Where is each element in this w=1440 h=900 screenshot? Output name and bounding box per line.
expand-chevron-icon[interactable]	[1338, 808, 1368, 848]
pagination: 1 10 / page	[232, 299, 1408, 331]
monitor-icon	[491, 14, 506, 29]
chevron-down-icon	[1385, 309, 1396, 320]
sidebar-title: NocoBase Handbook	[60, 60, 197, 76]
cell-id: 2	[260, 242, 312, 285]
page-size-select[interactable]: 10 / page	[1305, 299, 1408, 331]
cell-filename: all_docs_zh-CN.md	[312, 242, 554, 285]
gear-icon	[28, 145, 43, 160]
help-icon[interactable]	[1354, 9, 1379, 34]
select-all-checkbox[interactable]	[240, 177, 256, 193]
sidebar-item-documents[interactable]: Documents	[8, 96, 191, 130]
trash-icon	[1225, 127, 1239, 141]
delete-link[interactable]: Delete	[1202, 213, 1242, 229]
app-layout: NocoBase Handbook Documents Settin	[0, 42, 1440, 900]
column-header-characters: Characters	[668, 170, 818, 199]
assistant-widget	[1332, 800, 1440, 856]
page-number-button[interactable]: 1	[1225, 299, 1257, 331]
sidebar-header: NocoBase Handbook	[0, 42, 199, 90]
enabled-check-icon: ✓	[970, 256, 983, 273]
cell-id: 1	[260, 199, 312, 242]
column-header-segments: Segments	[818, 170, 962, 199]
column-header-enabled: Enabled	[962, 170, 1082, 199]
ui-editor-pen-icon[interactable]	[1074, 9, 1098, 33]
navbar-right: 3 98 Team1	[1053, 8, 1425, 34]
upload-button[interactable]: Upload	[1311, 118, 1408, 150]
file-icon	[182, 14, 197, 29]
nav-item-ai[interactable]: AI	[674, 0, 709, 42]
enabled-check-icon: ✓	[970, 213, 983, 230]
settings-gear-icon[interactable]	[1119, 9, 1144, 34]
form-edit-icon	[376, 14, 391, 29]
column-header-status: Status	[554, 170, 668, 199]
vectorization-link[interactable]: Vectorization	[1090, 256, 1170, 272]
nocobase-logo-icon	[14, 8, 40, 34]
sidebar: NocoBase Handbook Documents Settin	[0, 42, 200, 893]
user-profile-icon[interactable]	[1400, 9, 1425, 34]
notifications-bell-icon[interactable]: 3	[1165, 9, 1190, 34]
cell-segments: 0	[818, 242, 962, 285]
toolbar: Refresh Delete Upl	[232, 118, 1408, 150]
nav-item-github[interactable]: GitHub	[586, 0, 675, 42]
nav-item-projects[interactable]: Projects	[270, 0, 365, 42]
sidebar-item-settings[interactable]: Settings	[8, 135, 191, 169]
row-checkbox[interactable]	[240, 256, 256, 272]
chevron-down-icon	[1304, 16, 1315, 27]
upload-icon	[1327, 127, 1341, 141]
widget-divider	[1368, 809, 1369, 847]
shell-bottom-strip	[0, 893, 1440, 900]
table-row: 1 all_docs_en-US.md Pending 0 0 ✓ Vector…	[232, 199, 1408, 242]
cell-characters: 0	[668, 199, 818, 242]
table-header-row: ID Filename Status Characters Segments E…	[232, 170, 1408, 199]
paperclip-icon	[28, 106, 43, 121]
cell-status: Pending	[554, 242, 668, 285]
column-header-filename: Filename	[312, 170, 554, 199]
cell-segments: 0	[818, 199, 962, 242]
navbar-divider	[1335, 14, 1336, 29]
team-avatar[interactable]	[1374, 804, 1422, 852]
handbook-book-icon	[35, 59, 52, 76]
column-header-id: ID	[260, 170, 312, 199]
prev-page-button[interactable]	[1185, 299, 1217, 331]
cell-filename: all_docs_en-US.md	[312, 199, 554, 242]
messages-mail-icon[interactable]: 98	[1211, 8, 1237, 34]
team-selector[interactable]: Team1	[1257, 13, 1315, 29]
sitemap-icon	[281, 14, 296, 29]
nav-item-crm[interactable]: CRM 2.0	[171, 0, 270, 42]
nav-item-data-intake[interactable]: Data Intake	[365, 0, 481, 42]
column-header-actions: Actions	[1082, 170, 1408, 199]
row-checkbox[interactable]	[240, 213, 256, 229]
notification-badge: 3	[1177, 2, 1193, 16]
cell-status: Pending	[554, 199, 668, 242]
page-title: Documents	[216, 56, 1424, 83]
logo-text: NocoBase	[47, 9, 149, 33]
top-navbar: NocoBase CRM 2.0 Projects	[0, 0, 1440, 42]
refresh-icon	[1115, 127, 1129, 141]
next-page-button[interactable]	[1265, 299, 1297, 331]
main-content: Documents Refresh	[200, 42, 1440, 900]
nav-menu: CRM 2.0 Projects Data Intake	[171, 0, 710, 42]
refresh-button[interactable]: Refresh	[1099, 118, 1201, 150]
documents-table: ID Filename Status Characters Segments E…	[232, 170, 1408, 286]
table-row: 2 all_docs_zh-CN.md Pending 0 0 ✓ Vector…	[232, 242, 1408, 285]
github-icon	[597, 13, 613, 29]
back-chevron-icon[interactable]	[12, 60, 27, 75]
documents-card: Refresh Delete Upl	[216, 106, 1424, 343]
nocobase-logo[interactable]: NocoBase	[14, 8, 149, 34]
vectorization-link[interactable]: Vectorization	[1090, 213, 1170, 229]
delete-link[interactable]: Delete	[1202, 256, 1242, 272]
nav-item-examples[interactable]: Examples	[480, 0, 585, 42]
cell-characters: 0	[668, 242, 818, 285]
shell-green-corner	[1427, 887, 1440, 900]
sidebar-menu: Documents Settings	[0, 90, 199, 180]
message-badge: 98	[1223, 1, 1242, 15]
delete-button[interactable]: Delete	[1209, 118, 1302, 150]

....

Given problem> Copy every line of the entries above word for word, with no changes.

Output for this task>
Where is each element in this w=1440 h=900 screenshot? Output name and bounding box per line.
expand-chevron-icon[interactable]	[1338, 808, 1368, 848]
pagination: 1 10 / page	[232, 299, 1408, 331]
monitor-icon	[491, 14, 506, 29]
chevron-down-icon	[1385, 309, 1396, 320]
sidebar-title: NocoBase Handbook	[60, 60, 197, 76]
cell-id: 2	[260, 242, 312, 285]
page-size-select[interactable]: 10 / page	[1305, 299, 1408, 331]
cell-filename: all_docs_zh-CN.md	[312, 242, 554, 285]
gear-icon	[28, 145, 43, 160]
help-icon[interactable]	[1354, 9, 1379, 34]
select-all-checkbox[interactable]	[240, 177, 256, 193]
sidebar-item-documents[interactable]: Documents	[8, 96, 191, 130]
trash-icon	[1225, 127, 1239, 141]
delete-link[interactable]: Delete	[1202, 213, 1242, 229]
app-layout: NocoBase Handbook Documents Settin	[0, 42, 1440, 900]
column-header-characters: Characters	[668, 170, 818, 199]
assistant-widget	[1332, 800, 1440, 856]
page-number-button[interactable]: 1	[1225, 299, 1257, 331]
sidebar-header: NocoBase Handbook	[0, 42, 199, 90]
enabled-check-icon: ✓	[970, 256, 983, 273]
cell-id: 1	[260, 199, 312, 242]
column-header-segments: Segments	[818, 170, 962, 199]
column-header-enabled: Enabled	[962, 170, 1082, 199]
ui-editor-pen-icon[interactable]	[1074, 9, 1098, 33]
navbar-right: 3 98 Team1	[1053, 8, 1425, 34]
upload-button[interactable]: Upload	[1311, 118, 1408, 150]
file-icon	[182, 14, 197, 29]
nav-item-ai[interactable]: AI	[674, 0, 709, 42]
enabled-check-icon: ✓	[970, 213, 983, 230]
settings-gear-icon[interactable]	[1119, 9, 1144, 34]
form-edit-icon	[376, 14, 391, 29]
column-header-status: Status	[554, 170, 668, 199]
vectorization-link[interactable]: Vectorization	[1090, 256, 1170, 272]
nocobase-logo-icon	[14, 8, 40, 34]
sidebar: NocoBase Handbook Documents Settin	[0, 42, 200, 893]
user-profile-icon[interactable]	[1400, 9, 1425, 34]
notifications-bell-icon[interactable]: 3	[1165, 9, 1190, 34]
cell-segments: 0	[818, 242, 962, 285]
toolbar: Refresh Delete Upl	[232, 118, 1408, 150]
nav-item-github[interactable]: GitHub	[586, 0, 675, 42]
nav-item-projects[interactable]: Projects	[270, 0, 365, 42]
sidebar-item-settings[interactable]: Settings	[8, 135, 191, 169]
row-checkbox[interactable]	[240, 256, 256, 272]
chevron-down-icon	[1304, 16, 1315, 27]
upload-icon	[1327, 127, 1341, 141]
widget-divider	[1368, 809, 1369, 847]
shell-bottom-strip	[0, 893, 1440, 900]
table-row: 1 all_docs_en-US.md Pending 0 0 ✓ Vector…	[232, 199, 1408, 242]
cell-characters: 0	[668, 199, 818, 242]
table-header-row: ID Filename Status Characters Segments E…	[232, 170, 1408, 199]
paperclip-icon	[28, 106, 43, 121]
cell-status: Pending	[554, 242, 668, 285]
column-header-filename: Filename	[312, 170, 554, 199]
cell-segments: 0	[818, 199, 962, 242]
navbar-divider	[1335, 14, 1336, 29]
team-avatar[interactable]	[1374, 804, 1422, 852]
handbook-book-icon	[35, 59, 52, 76]
column-header-id: ID	[260, 170, 312, 199]
prev-page-button[interactable]	[1185, 299, 1217, 331]
cell-filename: all_docs_en-US.md	[312, 199, 554, 242]
messages-mail-icon[interactable]: 98	[1211, 8, 1237, 34]
team-selector[interactable]: Team1	[1257, 13, 1315, 29]
sitemap-icon	[281, 14, 296, 29]
nav-item-crm[interactable]: CRM 2.0	[171, 0, 270, 42]
nav-item-data-intake[interactable]: Data Intake	[365, 0, 481, 42]
column-header-actions: Actions	[1082, 170, 1408, 199]
row-checkbox[interactable]	[240, 213, 256, 229]
notification-badge: 3	[1177, 2, 1193, 16]
cell-status: Pending	[554, 199, 668, 242]
page-title: Documents	[216, 56, 1424, 83]
logo-text: NocoBase	[47, 9, 149, 33]
top-navbar: NocoBase CRM 2.0 Projects	[0, 0, 1440, 42]
refresh-icon	[1115, 127, 1129, 141]
next-page-button[interactable]	[1265, 299, 1297, 331]
main-content: Documents Refresh	[200, 42, 1440, 900]
nav-menu: CRM 2.0 Projects Data Intake	[171, 0, 710, 42]
refresh-button[interactable]: Refresh	[1099, 118, 1201, 150]
documents-table: ID Filename Status Characters Segments E…	[232, 170, 1408, 286]
table-row: 2 all_docs_zh-CN.md Pending 0 0 ✓ Vector…	[232, 242, 1408, 285]
github-icon	[597, 13, 613, 29]
back-chevron-icon[interactable]	[12, 60, 27, 75]
documents-card: Refresh Delete Upl	[216, 106, 1424, 343]
nocobase-logo[interactable]: NocoBase	[14, 8, 149, 34]
vectorization-link[interactable]: Vectorization	[1090, 213, 1170, 229]
delete-link[interactable]: Delete	[1202, 256, 1242, 272]
nav-item-examples[interactable]: Examples	[480, 0, 585, 42]
cell-characters: 0	[668, 242, 818, 285]
shell-green-corner	[1427, 887, 1440, 900]
sidebar-menu: Documents Settings	[0, 90, 199, 180]
message-badge: 98	[1223, 1, 1242, 15]
delete-button[interactable]: Delete	[1209, 118, 1302, 150]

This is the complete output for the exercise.